◆ Stated goal
Collect every line that includes the string "text".

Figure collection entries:
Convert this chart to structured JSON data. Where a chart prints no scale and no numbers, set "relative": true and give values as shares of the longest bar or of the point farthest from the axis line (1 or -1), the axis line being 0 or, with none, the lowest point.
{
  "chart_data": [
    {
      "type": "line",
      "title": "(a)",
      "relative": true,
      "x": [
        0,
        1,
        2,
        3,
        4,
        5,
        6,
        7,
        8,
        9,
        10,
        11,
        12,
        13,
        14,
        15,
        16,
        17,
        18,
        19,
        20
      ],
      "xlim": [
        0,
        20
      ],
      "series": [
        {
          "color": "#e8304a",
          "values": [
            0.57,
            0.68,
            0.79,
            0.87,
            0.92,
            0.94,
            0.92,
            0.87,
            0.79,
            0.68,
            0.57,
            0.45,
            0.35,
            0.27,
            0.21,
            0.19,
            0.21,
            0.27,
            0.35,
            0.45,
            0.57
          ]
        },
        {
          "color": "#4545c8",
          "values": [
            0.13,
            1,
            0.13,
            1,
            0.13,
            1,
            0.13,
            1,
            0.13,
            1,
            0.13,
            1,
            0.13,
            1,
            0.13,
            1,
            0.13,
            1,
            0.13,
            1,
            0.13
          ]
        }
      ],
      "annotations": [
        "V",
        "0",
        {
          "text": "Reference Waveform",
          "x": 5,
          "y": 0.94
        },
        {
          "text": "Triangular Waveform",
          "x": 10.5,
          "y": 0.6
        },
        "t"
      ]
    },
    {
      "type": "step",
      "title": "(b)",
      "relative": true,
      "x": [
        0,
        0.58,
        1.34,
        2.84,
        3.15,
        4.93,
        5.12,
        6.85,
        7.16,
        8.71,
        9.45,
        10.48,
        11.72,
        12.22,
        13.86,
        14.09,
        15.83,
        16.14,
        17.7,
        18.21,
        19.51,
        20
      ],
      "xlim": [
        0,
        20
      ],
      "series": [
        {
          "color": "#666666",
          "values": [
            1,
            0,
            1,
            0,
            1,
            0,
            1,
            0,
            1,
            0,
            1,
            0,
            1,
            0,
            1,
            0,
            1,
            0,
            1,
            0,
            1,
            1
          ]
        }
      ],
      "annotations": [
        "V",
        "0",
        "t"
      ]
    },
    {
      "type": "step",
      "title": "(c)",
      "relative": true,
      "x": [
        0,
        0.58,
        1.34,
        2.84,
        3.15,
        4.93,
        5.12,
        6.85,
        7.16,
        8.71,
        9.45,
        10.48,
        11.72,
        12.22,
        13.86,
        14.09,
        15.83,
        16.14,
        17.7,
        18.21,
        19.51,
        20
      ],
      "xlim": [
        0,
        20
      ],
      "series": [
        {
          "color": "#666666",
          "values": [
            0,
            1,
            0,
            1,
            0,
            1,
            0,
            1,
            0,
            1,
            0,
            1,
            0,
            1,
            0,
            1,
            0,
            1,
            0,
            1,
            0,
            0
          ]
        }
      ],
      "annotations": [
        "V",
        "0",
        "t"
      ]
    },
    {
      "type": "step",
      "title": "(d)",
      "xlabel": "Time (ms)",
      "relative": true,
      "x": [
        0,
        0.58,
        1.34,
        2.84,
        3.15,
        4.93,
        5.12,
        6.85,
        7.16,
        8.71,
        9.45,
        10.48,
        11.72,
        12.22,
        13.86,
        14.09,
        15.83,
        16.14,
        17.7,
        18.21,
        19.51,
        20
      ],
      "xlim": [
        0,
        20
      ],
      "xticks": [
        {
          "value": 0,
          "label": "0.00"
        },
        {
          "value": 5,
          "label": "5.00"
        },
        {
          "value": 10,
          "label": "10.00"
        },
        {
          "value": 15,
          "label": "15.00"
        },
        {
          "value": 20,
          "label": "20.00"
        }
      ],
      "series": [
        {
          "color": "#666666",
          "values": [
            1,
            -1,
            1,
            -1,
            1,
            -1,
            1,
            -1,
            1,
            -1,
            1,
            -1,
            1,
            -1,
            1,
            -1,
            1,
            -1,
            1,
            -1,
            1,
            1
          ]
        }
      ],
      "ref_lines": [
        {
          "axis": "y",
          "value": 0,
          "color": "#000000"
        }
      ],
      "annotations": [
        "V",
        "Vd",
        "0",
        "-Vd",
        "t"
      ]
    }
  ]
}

◆ Full output
          "text": "Reference Waveform",
          "text": "Triangular Waveform",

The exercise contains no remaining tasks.